SET TASK: Copy every entry precisely.

GIVEN ENTRIES:
+ + + +

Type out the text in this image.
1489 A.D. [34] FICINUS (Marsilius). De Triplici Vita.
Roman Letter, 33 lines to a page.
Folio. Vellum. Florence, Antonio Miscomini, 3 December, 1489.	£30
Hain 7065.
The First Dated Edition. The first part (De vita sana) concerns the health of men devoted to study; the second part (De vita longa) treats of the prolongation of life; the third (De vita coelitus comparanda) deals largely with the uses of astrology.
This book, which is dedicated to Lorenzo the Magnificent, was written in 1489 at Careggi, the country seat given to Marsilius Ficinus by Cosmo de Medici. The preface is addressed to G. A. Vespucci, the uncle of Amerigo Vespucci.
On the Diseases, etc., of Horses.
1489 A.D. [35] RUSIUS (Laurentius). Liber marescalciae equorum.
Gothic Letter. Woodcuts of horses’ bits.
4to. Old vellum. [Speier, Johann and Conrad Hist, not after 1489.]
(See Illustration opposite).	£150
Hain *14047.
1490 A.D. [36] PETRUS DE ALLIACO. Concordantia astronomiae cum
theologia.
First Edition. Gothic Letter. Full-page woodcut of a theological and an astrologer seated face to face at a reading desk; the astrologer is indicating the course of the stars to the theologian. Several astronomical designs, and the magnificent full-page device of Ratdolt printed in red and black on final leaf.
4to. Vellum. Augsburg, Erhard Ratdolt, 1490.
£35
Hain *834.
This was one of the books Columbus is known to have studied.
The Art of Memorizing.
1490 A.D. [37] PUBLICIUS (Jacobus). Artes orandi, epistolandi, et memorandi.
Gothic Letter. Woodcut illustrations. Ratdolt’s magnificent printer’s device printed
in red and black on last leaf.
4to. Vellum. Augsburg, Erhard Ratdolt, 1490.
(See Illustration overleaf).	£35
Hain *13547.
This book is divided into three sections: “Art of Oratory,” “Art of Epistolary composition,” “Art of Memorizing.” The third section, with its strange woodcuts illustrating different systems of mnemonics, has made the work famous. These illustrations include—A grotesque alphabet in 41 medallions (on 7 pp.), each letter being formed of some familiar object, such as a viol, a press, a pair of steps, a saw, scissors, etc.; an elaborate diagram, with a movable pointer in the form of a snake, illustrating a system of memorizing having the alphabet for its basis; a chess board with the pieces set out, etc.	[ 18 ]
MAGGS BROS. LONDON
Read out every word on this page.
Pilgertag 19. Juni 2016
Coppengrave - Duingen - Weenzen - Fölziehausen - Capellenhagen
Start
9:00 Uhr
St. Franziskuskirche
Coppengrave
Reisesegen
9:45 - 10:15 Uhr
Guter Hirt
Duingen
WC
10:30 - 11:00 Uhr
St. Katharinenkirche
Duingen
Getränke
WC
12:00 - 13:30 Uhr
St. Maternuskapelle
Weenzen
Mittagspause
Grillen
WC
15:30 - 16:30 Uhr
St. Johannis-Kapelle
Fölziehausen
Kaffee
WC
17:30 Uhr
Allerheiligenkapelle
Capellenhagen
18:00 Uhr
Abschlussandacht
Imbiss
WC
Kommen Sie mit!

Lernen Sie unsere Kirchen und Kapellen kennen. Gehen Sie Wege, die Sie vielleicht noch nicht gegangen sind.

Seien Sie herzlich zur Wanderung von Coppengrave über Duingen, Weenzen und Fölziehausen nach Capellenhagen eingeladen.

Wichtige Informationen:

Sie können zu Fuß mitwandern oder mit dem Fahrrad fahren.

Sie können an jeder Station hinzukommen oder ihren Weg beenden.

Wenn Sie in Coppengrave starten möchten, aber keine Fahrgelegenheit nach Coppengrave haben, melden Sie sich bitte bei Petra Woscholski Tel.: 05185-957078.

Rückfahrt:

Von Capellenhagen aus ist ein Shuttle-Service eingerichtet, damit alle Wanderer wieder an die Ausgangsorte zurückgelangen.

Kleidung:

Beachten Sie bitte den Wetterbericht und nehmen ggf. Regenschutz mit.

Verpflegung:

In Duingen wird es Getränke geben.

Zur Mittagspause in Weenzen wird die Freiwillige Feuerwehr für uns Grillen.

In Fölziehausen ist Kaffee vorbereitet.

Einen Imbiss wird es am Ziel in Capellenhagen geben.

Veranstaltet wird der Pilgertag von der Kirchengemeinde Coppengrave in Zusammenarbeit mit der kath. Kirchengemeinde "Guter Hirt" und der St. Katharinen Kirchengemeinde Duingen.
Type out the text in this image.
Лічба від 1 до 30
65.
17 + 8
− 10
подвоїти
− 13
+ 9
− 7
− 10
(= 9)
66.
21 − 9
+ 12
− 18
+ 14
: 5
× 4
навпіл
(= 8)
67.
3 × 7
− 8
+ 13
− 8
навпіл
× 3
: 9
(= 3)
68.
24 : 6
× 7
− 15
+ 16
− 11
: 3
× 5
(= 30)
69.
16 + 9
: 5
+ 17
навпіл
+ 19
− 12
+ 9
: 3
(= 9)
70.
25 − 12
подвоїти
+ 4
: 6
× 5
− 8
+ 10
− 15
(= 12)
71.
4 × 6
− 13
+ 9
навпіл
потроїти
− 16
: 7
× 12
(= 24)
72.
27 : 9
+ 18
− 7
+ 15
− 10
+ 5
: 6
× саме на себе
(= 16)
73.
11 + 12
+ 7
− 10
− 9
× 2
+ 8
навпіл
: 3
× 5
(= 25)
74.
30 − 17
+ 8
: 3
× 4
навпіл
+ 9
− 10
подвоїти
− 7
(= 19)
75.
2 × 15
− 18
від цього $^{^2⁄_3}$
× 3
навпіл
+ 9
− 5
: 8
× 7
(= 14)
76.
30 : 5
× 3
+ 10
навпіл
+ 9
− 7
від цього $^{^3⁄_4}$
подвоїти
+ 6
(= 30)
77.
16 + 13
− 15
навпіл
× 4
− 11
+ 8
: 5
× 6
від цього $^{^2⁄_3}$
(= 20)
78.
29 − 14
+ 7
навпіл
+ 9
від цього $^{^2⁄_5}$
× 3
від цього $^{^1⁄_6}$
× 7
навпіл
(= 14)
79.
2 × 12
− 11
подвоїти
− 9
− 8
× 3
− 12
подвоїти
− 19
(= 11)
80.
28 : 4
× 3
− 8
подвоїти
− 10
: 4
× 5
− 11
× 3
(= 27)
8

+ + + +

OUTPUT FOR THIS EXERCISE:
Type out the text in this image.
1489 A.D. [34] FICINUS (Marsilius). De Triplici Vita.
Roman Letter, 33 lines to a page.
Folio. Vellum. Florence, Antonio Miscomini, 3 December, 1489.	£30
Hain 7065.
The First Dated Edition. The first part (De vita sana) concerns the health of men devoted to study; the second part (De vita longa) treats of the prolongation of life; the third (De vita coelitus comparanda) deals largely with the uses of astrology.
This book, which is dedicated to Lorenzo the Magnificent, was written in 1489 at Careggi, the country seat given to Marsilius Ficinus by Cosmo de Medici. The preface is addressed to G. A. Vespucci, the uncle of Amerigo Vespucci.
On the Diseases, etc., of Horses.
1489 A.D. [35] RUSIUS (Laurentius). Liber marescalciae equorum.
Gothic Letter. Woodcuts of horses’ bits.
4to. Old vellum. [Speier, Johann and Conrad Hist, not after 1489.]
(See Illustration opposite).	£150
Hain *14047.
1490 A.D. [36] PETRUS DE ALLIACO. Concordantia astronomiae cum
theologia.
First Edition. Gothic Letter. Full-page woodcut of a theological and an astrologer seated face to face at a reading desk; the astrologer is indicating the course of the stars to the theologian. Several astronomical designs, and the magnificent full-page device of Ratdolt printed in red and black on final leaf.
4to. Vellum. Augsburg, Erhard Ratdolt, 1490.
£35
Hain *834.
This was one of the books Columbus is known to have studied.
The Art of Memorizing.
1490 A.D. [37] PUBLICIUS (Jacobus). Artes orandi, epistolandi, et memorandi.
Gothic Letter. Woodcut illustrations. Ratdolt’s magnificent printer’s device printed
in red and black on last leaf.
4to. Vellum. Augsburg, Erhard Ratdolt, 1490.
(See Illustration overleaf).	£35
Hain *13547.
This book is divided into three sections: “Art of Oratory,” “Art of Epistolary composition,” “Art of Memorizing.” The third section, with its strange woodcuts illustrating different systems of mnemonics, has made the work famous. These illustrations include—A grotesque alphabet in 41 medallions (on 7 pp.), each letter being formed of some familiar object, such as a viol, a press, a pair of steps, a saw, scissors, etc.; an elaborate diagram, with a movable pointer in the form of a snake, illustrating a system of memorizing having the alphabet for its basis; a chess board with the pieces set out, etc.	[ 18 ]
MAGGS BROS. LONDON
Read out every word on this page.
Pilgertag 19. Juni 2016
Coppengrave - Duingen - Weenzen - Fölziehausen - Capellenhagen
Start
9:00 Uhr
St. Franziskuskirche
Coppengrave
Reisesegen
9:45 - 10:15 Uhr
Guter Hirt
Duingen
WC
10:30 - 11:00 Uhr
St. Katharinenkirche
Duingen
Getränke
WC
12:00 - 13:30 Uhr
St. Maternuskapelle
Weenzen
Mittagspause
Grillen
WC
15:30 - 16:30 Uhr
St. Johannis-Kapelle
Fölziehausen
Kaffee
WC
17:30 Uhr
Allerheiligenkapelle
Capellenhagen
18:00 Uhr
Abschlussandacht
Imbiss
WC
Kommen Sie mit!

Lernen Sie unsere Kirchen und Kapellen kennen. Gehen Sie Wege, die Sie vielleicht noch nicht gegangen sind.

Seien Sie herzlich zur Wanderung von Coppengrave über Duingen, Weenzen und Fölziehausen nach Capellenhagen eingeladen.

Wichtige Informationen:

Sie können zu Fuß mitwandern oder mit dem Fahrrad fahren.

Sie können an jeder Station hinzukommen oder ihren Weg beenden.

Wenn Sie in Coppengrave starten möchten, aber keine Fahrgelegenheit nach Coppengrave haben, melden Sie sich bitte bei Petra Woscholski Tel.: 05185-957078.

Rückfahrt:

Von Capellenhagen aus ist ein Shuttle-Service eingerichtet, damit alle Wanderer wieder an die Ausgangsorte zurückgelangen.

Kleidung:

Beachten Sie bitte den Wetterbericht und nehmen ggf. Regenschutz mit.

Verpflegung:

In Duingen wird es Getränke geben.

Zur Mittagspause in Weenzen wird die Freiwillige Feuerwehr für uns Grillen.

In Fölziehausen ist Kaffee vorbereitet.

Einen Imbiss wird es am Ziel in Capellenhagen geben.

Veranstaltet wird der Pilgertag von der Kirchengemeinde Coppengrave in Zusammenarbeit mit der kath. Kirchengemeinde "Guter Hirt" und der St. Katharinen Kirchengemeinde Duingen.
Type out the text in this image.
Лічба від 1 до 30
65.
17 + 8
− 10
подвоїти
− 13
+ 9
− 7
− 10
(= 9)
66.
21 − 9
+ 12
− 18
+ 14
: 5
× 4
навпіл
(= 8)
67.
3 × 7
− 8
+ 13
− 8
навпіл
× 3
: 9
(= 3)
68.
24 : 6
× 7
− 15
+ 16
− 11
: 3
× 5
(= 30)
69.
16 + 9
: 5
+ 17
навпіл
+ 19
− 12
+ 9
: 3
(= 9)
70.
25 − 12
подвоїти
+ 4
: 6
× 5
− 8
+ 10
− 15
(= 12)
71.
4 × 6
− 13
+ 9
навпіл
потроїти
− 16
: 7
× 12
(= 24)
72.
27 : 9
+ 18
− 7
+ 15
− 10
+ 5
: 6
× саме на себе
(= 16)
73.
11 + 12
+ 7
− 10
− 9
× 2
+ 8
навпіл
: 3
× 5
(= 25)
74.
30 − 17
+ 8
: 3
× 4
навпіл
+ 9
− 10
подвоїти
− 7
(= 19)
75.
2 × 15
− 18
від цього $^{^2⁄_3}$
× 3
навпіл
+ 9
− 5
: 8
× 7
(= 14)
76.
30 : 5
× 3
+ 10
навпіл
+ 9
− 7
від цього $^{^3⁄_4}$
подвоїти
+ 6
(= 30)
77.
16 + 13
− 15
навпіл
× 4
− 11
+ 8
: 5
× 6
від цього $^{^2⁄_3}$
(= 20)
78.
29 − 14
+ 7
навпіл
+ 9
від цього $^{^2⁄_5}$
× 3
від цього $^{^1⁄_6}$
× 7
навпіл
(= 14)
79.
2 × 12
− 11
подвоїти
− 9
− 8
× 3
− 12
подвоїти
− 19
(= 11)
80.
28 : 4
× 3
− 8
подвоїти
− 10
: 4
× 5
− 11
× 3
(= 27)
8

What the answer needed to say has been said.